"""
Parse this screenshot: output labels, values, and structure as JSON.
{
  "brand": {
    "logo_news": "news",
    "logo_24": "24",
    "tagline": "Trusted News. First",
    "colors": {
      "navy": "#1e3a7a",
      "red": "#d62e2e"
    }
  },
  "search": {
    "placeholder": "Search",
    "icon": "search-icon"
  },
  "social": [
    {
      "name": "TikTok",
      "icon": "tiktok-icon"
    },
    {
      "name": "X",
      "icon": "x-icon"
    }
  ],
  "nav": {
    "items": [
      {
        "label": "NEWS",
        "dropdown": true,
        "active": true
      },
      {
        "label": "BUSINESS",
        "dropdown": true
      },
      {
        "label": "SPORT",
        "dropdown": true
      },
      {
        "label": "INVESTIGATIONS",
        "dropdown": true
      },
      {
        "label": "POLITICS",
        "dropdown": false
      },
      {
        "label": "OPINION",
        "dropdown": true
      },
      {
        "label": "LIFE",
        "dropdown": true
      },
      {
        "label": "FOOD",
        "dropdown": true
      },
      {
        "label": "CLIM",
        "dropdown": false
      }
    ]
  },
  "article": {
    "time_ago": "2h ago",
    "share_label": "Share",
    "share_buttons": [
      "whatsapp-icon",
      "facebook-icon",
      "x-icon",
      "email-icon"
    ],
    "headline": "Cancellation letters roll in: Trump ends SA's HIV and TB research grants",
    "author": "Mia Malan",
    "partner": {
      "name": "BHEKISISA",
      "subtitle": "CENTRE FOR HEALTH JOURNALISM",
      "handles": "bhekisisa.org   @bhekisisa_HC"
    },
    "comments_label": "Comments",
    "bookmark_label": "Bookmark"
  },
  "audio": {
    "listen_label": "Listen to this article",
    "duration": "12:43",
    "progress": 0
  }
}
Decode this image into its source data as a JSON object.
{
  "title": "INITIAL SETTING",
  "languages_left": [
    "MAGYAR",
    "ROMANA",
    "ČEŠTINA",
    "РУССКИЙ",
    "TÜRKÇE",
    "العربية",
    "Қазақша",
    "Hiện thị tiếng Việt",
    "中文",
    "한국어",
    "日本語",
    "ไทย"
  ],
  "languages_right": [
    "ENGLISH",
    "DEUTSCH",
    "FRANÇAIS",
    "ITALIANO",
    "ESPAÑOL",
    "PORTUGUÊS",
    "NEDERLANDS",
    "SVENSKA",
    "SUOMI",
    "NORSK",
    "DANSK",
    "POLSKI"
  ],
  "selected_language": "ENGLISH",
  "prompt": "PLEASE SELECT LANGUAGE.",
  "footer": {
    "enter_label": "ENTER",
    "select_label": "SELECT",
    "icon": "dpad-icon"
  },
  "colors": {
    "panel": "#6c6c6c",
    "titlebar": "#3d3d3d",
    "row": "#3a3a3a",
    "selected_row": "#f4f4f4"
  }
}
"""
"""
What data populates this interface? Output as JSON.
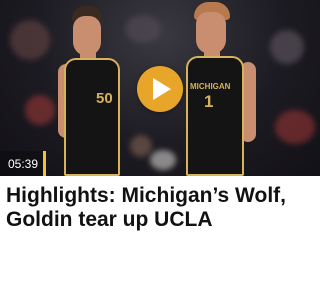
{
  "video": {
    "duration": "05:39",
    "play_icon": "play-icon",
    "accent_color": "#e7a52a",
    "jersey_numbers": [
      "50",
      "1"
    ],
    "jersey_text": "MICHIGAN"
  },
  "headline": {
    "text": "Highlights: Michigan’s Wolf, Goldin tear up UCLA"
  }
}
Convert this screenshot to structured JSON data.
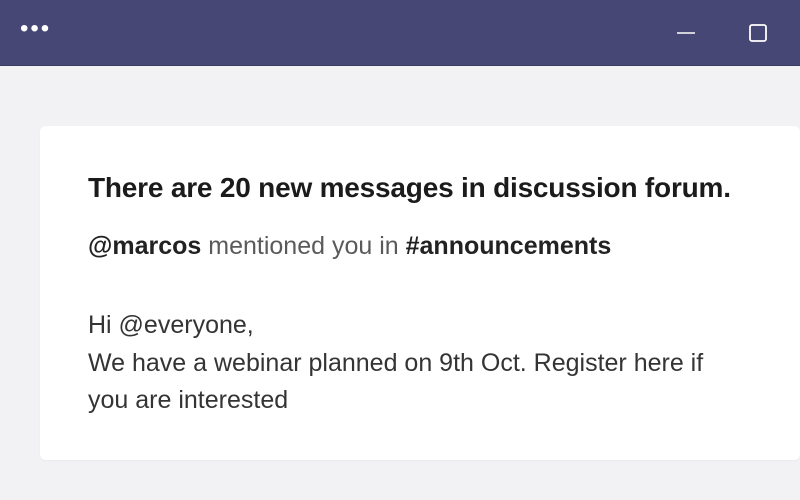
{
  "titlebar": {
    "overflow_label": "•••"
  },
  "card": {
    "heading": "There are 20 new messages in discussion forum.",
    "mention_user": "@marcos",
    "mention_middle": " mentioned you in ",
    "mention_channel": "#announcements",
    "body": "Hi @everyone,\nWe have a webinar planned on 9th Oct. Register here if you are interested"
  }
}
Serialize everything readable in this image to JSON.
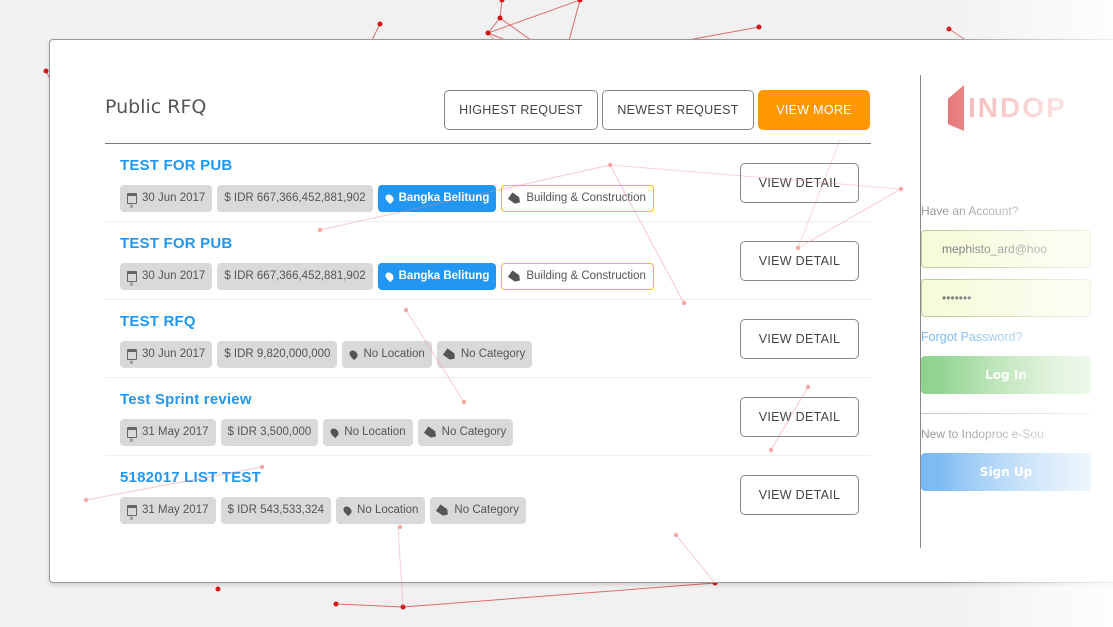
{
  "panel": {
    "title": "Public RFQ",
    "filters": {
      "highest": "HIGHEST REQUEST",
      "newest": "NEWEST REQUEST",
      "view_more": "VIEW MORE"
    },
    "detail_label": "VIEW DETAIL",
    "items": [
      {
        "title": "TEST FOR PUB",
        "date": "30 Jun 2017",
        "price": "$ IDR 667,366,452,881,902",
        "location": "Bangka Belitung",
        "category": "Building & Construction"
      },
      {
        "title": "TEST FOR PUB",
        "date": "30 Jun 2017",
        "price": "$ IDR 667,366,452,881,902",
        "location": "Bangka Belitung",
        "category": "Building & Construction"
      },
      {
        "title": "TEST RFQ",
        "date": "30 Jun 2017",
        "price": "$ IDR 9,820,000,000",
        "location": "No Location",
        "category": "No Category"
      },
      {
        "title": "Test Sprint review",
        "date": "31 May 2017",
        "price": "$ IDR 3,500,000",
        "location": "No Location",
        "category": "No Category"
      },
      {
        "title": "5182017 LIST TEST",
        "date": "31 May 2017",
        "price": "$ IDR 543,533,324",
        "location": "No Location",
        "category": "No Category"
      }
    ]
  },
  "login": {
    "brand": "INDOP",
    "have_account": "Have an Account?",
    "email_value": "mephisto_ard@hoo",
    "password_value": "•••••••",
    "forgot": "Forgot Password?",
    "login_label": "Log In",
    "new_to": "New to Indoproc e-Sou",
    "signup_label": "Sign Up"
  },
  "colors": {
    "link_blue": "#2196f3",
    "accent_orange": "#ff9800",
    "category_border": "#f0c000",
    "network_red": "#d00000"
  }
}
"""
* _PROBLEM REQUIREMENTS_
Gather all lines from the records above in which "this" appears.

* _TASK SOLUTION_
Parse this screenshot: output labels, values, and structure as JSON.
    "listen_label": "Listen to this article",
Decode this image into its source data as a JSON object.
What data populates this interface? Output as JSON.
Convert this screenshot to structured JSON data.
Serialize everything readable in this image to JSON.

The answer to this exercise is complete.